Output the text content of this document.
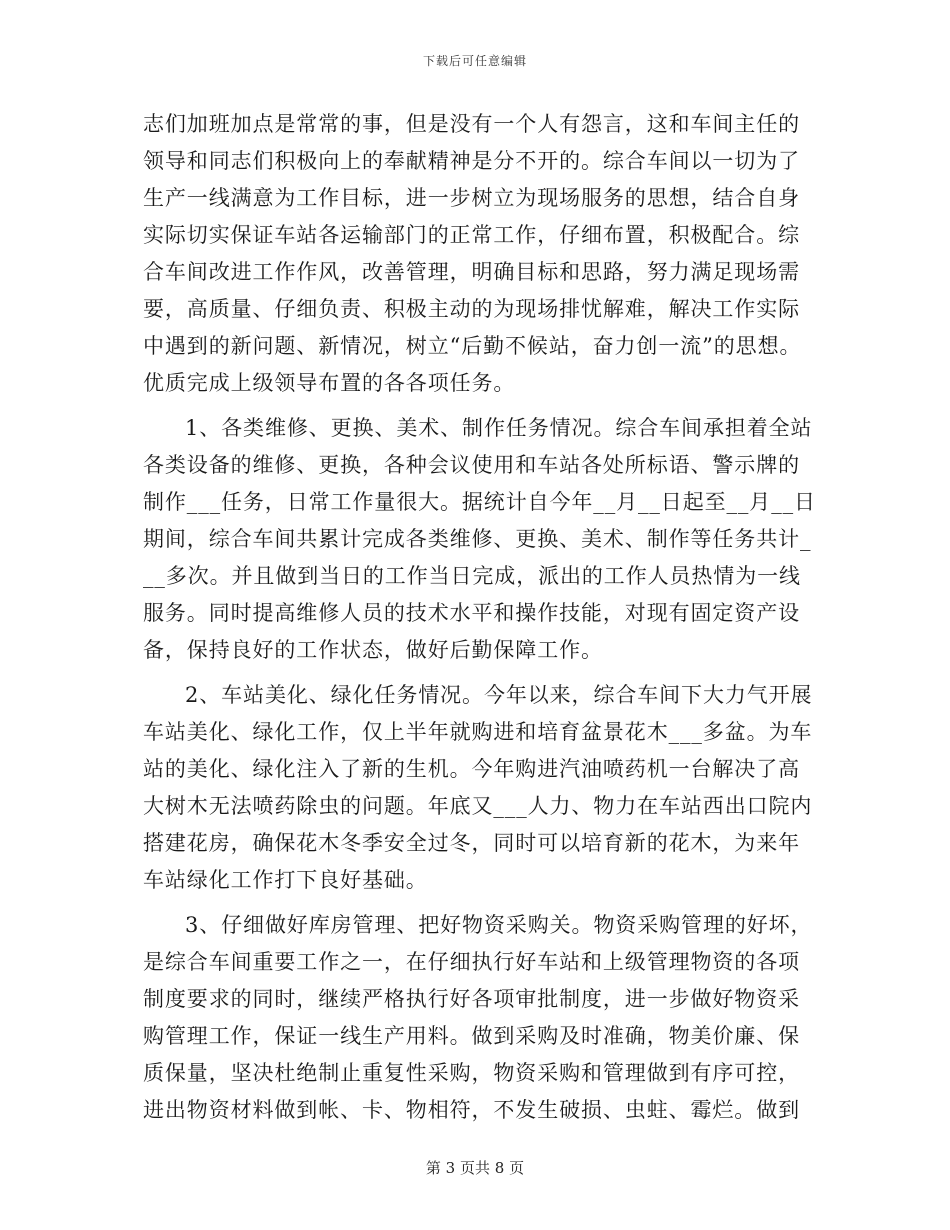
下载后可任意编辑
志们加班加点是常常的事，但是没有一个人有怨言，这和车间主任的
领导和同志们积极向上的奉献精神是分不开的。综合车间以一切为了
生产一线满意为工作目标，进一步树立为现场服务的思想，结合自身
实际切实保证车站各运输部门的正常工作，仔细布置，积极配合。综
合车间改进工作作风，改善管理，明确目标和思路，努力满足现场需
要，高质量、仔细负责、积极主动的为现场排忧解难，解决工作实际
中遇到的新问题、新情况，树立“后勤不候站，奋力创一流”的思想。
优质完成上级领导布置的各各项任务。
1、各类维修、更换、美术、制作任务情况。综合车间承担着全站
各类设备的维修、更换，各种会议使用和车站各处所标语、警示牌的
制作___任务，日常工作量很大。据统计自今年__月__日起至__月__日
期间，综合车间共累计完成各类维修、更换、美术、制作等任务共计_
__多次。并且做到当日的工作当日完成，派出的工作人员热情为一线
服务。同时提高维修人员的技术水平和操作技能，对现有固定资产设
备，保持良好的工作状态，做好后勤保障工作。
2、车站美化、绿化任务情况。今年以来，综合车间下大力气开展
车站美化、绿化工作，仅上半年就购进和培育盆景花木___多盆。为车
站的美化、绿化注入了新的生机。今年购进汽油喷药机一台解决了高
大树木无法喷药除虫的问题。年底又___人力、物力在车站西出口院内
搭建花房，确保花木冬季安全过冬，同时可以培育新的花木，为来年
车站绿化工作打下良好基础。
3、仔细做好库房管理、把好物资采购关。物资采购管理的好坏，
是综合车间重要工作之一，在仔细执行好车站和上级管理物资的各项
制度要求的同时，继续严格执行好各项审批制度，进一步做好物资采
购管理工作，保证一线生产用料。做到采购及时准确，物美价廉、保
质保量，坚决杜绝制止重复性采购，物资采购和管理做到有序可控，
进出物资材料做到帐、卡、物相符，不发生破损、虫蛀、霉烂。做到
第 3 页共 8 页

----

Find the lines that include the string "车站美化", then copy each of them.

* FINAL ANSWER *
2、车站美化、绿化任务情况。今年以来，综合车间下大力气开展
车站美化、绿化工作，仅上半年就购进和培育盆景花木___多盆。为车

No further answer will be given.